[start]

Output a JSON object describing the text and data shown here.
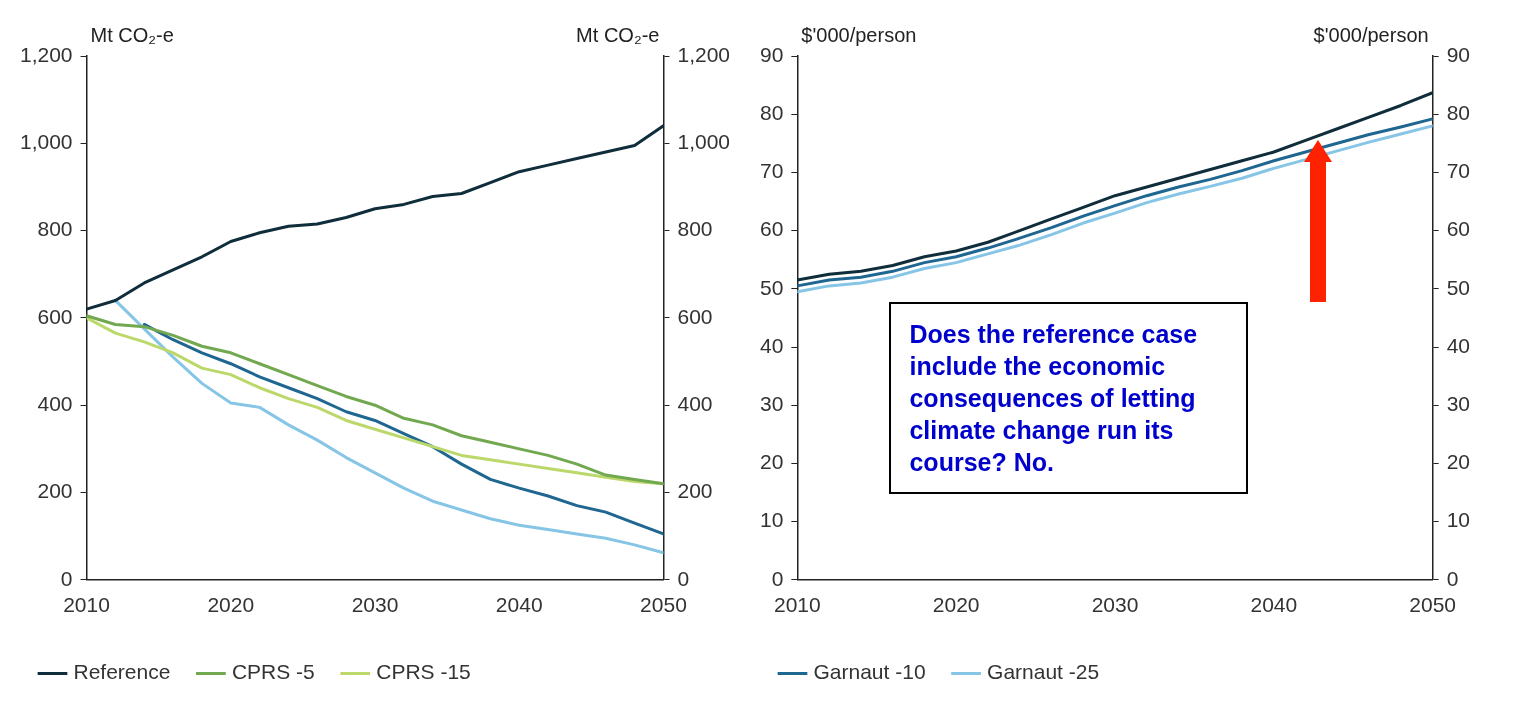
{
  "chart_data": [
    {
      "type": "line",
      "ylabel": "Mt CO₂-e",
      "y2label": "Mt CO₂-e",
      "x": [
        2010,
        2012,
        2014,
        2016,
        2018,
        2020,
        2022,
        2024,
        2026,
        2028,
        2030,
        2032,
        2034,
        2036,
        2038,
        2040,
        2042,
        2044,
        2046,
        2048,
        2050
      ],
      "xlim": [
        2010,
        2050
      ],
      "xticks": [
        2010,
        2020,
        2030,
        2040,
        2050
      ],
      "ylim": [
        0,
        1200
      ],
      "yticks": [
        0,
        {
          "value": 200,
          "label": "200"
        },
        {
          "value": 400,
          "label": "400"
        },
        {
          "value": 600,
          "label": "600"
        },
        {
          "value": 800,
          "label": "800"
        },
        {
          "value": 1000,
          "label": "1,000"
        },
        {
          "value": 1200,
          "label": "1,200"
        }
      ],
      "y2lim": [
        0,
        1200
      ],
      "y2ticks": [
        0,
        {
          "value": 200,
          "label": "200"
        },
        {
          "value": 400,
          "label": "400"
        },
        {
          "value": 600,
          "label": "600"
        },
        {
          "value": 800,
          "label": "800"
        },
        {
          "value": 1000,
          "label": "1,000"
        },
        {
          "value": 1200,
          "label": "1,200"
        }
      ],
      "grid": false,
      "legend": "bottom",
      "marker": "none",
      "line_style": "solid",
      "series": [
        {
          "name": "Reference",
          "color": "#0f2d3a",
          "values": [
            620,
            640,
            680,
            710,
            740,
            775,
            795,
            810,
            815,
            830,
            850,
            860,
            878,
            885,
            910,
            935,
            950,
            965,
            980,
            995,
            1040
          ]
        },
        {
          "name": "CPRS -5",
          "color": "#72a84f",
          "values": [
            605,
            585,
            580,
            560,
            535,
            520,
            495,
            470,
            445,
            420,
            400,
            370,
            355,
            330,
            315,
            300,
            285,
            265,
            240,
            230,
            220
          ]
        },
        {
          "name": "CPRS -15",
          "color": "#bcd86b",
          "values": [
            600,
            565,
            545,
            520,
            485,
            470,
            440,
            415,
            395,
            365,
            345,
            325,
            305,
            285,
            275,
            265,
            255,
            245,
            235,
            225,
            220
          ]
        },
        {
          "color": "#1f6690",
          "values": [
            null,
            null,
            585,
            550,
            520,
            495,
            465,
            440,
            415,
            385,
            365,
            335,
            305,
            265,
            230,
            210,
            192,
            170,
            155,
            130,
            105
          ]
        },
        {
          "color": "#86c5e6",
          "values": [
            null,
            640,
            575,
            510,
            450,
            405,
            395,
            355,
            320,
            280,
            245,
            210,
            180,
            160,
            140,
            125,
            115,
            105,
            95,
            80,
            62
          ]
        }
      ]
    },
    {
      "type": "line",
      "ylabel": "$'000/person",
      "y2label": "$'000/person",
      "x": [
        2010,
        2012,
        2014,
        2016,
        2018,
        2020,
        2022,
        2024,
        2026,
        2028,
        2030,
        2032,
        2034,
        2036,
        2038,
        2040,
        2042,
        2044,
        2046,
        2048,
        2050
      ],
      "xlim": [
        2010,
        2050
      ],
      "xticks": [
        2010,
        2020,
        2030,
        2040,
        2050
      ],
      "ylim": [
        0,
        90
      ],
      "yticks": [
        0,
        10,
        20,
        30,
        40,
        50,
        60,
        70,
        80,
        90
      ],
      "y2lim": [
        0,
        90
      ],
      "y2ticks": [
        0,
        10,
        20,
        30,
        40,
        50,
        60,
        70,
        80,
        90
      ],
      "grid": false,
      "legend": "bottom",
      "marker": "none",
      "line_style": "solid",
      "annotations": [
        "Does the reference case include the economic consequences of letting climate change run its course? No."
      ],
      "series": [
        {
          "color": "#0f2d3a",
          "values": [
            51.5,
            52.5,
            53,
            54,
            55.5,
            56.5,
            58,
            60,
            62,
            64,
            66,
            67.5,
            69,
            70.5,
            72,
            73.5,
            75.5,
            77.5,
            79.5,
            81.5,
            83.7
          ]
        },
        {
          "name": "Garnaut -10",
          "color": "#1f6690",
          "values": [
            50.5,
            51.5,
            52,
            53,
            54.5,
            55.5,
            57,
            58.7,
            60.5,
            62.5,
            64.3,
            66,
            67.5,
            68.8,
            70.3,
            72,
            73.5,
            75,
            76.5,
            77.8,
            79.2
          ]
        },
        {
          "name": "Garnaut -25",
          "color": "#86c5e6",
          "values": [
            49.5,
            50.5,
            51,
            52,
            53.5,
            54.5,
            56,
            57.5,
            59.3,
            61.3,
            63,
            64.8,
            66.3,
            67.6,
            69,
            70.7,
            72.2,
            73.7,
            75.2,
            76.6,
            78
          ]
        }
      ]
    }
  ]
}
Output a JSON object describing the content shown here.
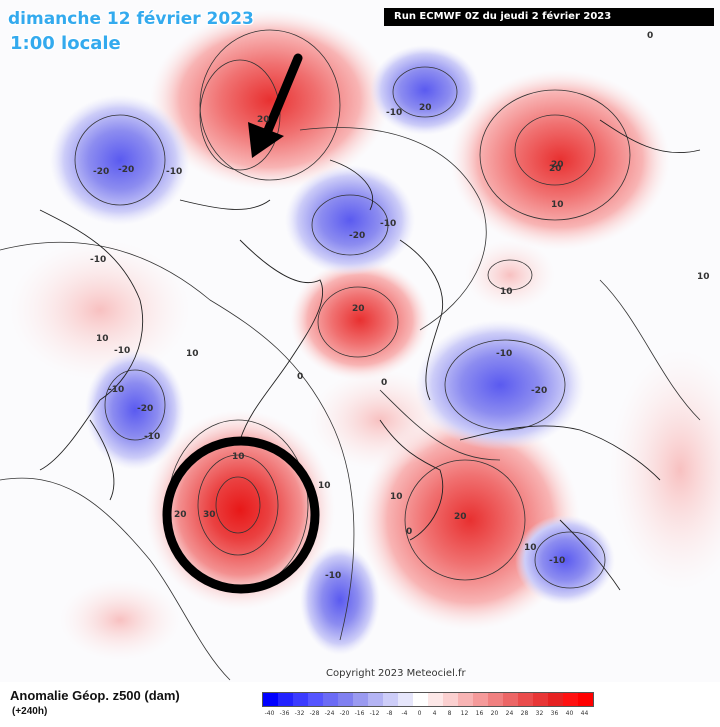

[end]

### What to work on
Find the word "object" and list each line it appears in.

### Reply to the exercise
Output a JSON object describing the text and data shown here.
Output a JSON object describing the content shown here.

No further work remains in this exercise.